● **Stored records**:
* * * * * * *
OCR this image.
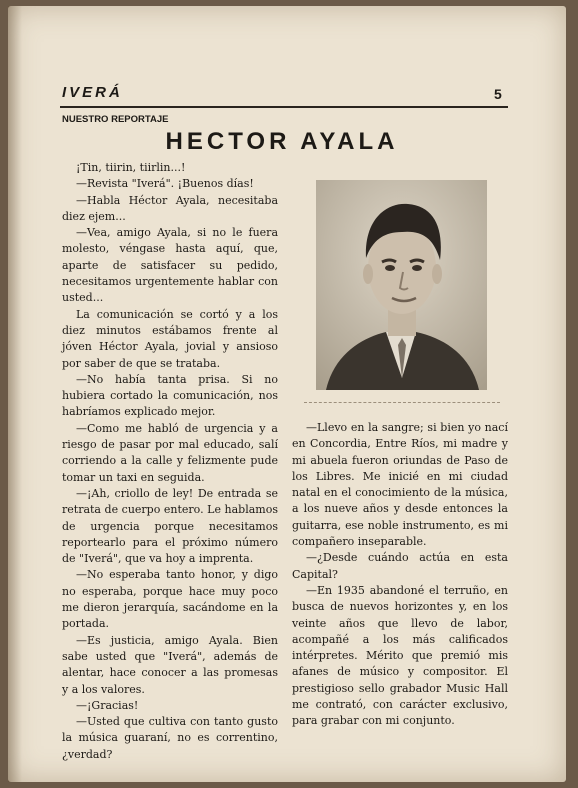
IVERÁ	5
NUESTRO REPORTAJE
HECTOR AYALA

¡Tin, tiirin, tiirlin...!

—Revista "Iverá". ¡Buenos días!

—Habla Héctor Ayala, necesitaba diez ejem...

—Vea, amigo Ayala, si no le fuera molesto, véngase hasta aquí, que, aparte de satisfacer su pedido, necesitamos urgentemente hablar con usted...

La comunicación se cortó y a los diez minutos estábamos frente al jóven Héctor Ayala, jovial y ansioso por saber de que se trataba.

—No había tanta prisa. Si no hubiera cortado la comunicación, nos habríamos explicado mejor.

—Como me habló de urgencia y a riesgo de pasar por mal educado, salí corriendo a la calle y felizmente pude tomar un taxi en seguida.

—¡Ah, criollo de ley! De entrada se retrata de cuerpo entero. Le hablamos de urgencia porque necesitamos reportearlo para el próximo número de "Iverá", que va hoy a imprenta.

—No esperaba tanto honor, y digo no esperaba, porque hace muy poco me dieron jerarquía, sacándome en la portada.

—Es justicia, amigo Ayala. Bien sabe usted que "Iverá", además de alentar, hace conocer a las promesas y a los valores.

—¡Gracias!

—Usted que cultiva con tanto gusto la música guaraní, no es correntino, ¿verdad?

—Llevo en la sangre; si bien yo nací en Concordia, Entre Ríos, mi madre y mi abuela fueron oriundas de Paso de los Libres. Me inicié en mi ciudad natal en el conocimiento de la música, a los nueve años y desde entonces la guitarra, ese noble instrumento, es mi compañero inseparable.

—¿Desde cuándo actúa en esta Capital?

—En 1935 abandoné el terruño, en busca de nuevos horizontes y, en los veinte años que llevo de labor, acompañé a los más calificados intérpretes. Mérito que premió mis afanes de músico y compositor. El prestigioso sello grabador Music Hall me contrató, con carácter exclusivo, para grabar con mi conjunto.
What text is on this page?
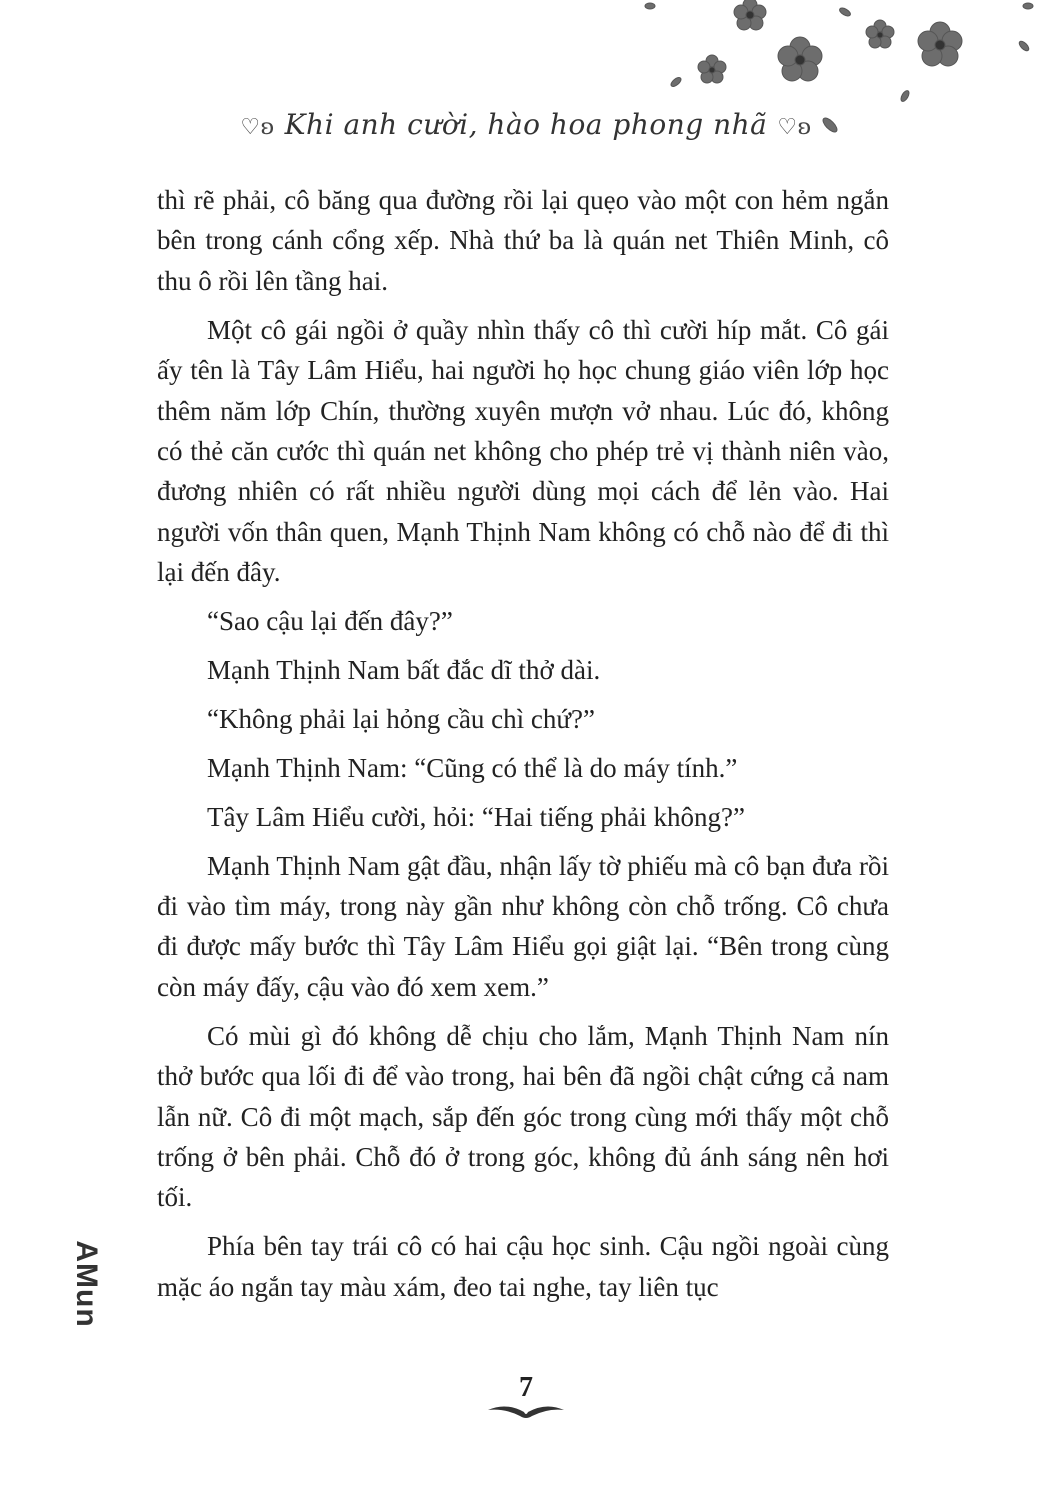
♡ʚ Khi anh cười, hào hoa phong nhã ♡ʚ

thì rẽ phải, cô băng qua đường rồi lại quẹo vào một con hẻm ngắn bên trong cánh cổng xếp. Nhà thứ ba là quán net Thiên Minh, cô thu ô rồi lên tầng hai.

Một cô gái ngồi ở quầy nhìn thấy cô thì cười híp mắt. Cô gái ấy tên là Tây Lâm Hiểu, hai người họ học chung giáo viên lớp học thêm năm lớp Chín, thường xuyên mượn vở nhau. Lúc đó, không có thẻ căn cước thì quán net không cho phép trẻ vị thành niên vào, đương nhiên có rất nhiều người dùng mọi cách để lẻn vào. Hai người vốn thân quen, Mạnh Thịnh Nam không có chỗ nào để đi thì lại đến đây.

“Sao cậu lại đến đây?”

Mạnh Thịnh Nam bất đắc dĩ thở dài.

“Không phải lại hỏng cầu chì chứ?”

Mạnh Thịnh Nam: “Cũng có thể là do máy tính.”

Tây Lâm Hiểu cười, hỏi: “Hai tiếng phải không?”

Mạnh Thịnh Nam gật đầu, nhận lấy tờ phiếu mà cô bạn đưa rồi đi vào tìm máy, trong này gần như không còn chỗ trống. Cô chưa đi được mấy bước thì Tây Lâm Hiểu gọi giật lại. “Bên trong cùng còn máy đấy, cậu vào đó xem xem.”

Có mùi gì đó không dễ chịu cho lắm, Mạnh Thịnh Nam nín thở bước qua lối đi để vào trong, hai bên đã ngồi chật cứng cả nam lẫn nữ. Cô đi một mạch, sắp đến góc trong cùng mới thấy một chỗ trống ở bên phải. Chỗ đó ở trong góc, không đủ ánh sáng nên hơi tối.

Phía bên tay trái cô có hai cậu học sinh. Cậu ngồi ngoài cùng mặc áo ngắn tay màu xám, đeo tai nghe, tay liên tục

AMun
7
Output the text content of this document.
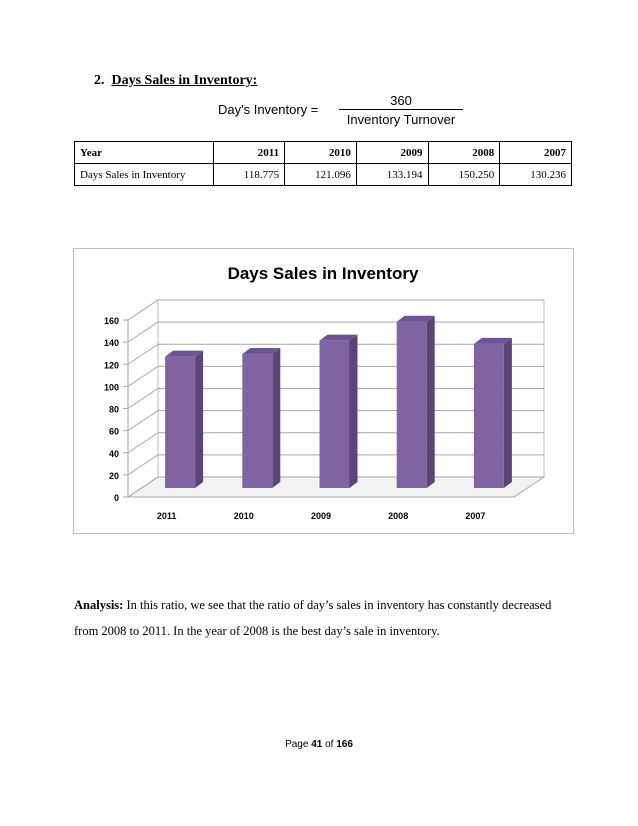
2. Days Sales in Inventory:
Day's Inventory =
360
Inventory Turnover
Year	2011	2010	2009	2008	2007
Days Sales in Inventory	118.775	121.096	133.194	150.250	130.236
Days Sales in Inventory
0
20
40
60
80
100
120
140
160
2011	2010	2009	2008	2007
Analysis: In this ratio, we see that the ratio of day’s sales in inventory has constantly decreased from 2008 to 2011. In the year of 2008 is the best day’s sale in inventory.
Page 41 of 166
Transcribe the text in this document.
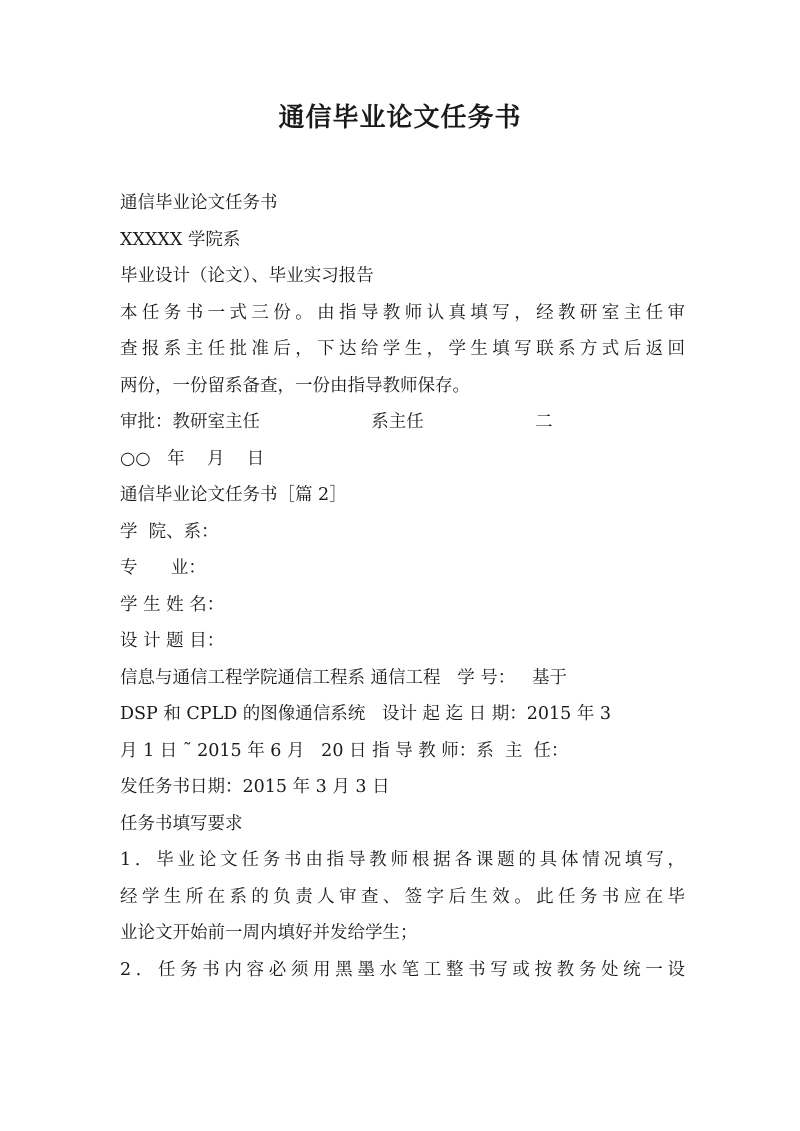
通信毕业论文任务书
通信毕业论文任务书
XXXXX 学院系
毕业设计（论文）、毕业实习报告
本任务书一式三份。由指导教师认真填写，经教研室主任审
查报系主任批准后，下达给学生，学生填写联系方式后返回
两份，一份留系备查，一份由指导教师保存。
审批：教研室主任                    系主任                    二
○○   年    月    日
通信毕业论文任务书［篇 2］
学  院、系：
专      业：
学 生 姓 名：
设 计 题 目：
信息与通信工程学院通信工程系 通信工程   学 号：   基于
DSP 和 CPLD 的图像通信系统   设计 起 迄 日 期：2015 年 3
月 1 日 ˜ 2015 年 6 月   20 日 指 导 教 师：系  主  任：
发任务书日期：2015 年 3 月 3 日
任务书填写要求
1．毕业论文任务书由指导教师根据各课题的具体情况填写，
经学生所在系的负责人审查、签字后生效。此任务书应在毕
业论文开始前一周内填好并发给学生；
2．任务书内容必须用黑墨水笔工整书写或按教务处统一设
* * * * * * *
● **Work to complete**: Copy out every line from the records that has the word "bước".

● **Answer**:
Mạnh Thịnh Nam gật đầu, nhận lấy tờ phiếu mà cô bạn đưa rồi đi vào tìm máy, trong này gần như không còn chỗ trống. Cô chưa đi được mấy bước thì Tây Lâm Hiểu gọi giật lại. “Bên trong cùng còn máy đấy, cậu vào đó xem xem.”
Có mùi gì đó không dễ chịu cho lắm, Mạnh Thịnh Nam nín thở bước qua lối đi để vào trong, hai bên đã ngồi chật cứng cả nam lẫn nữ. Cô đi một mạch, sắp đến góc trong cùng mới thấy một chỗ trống ở bên phải. Chỗ đó ở trong góc, không đủ ánh sáng nên hơi tối.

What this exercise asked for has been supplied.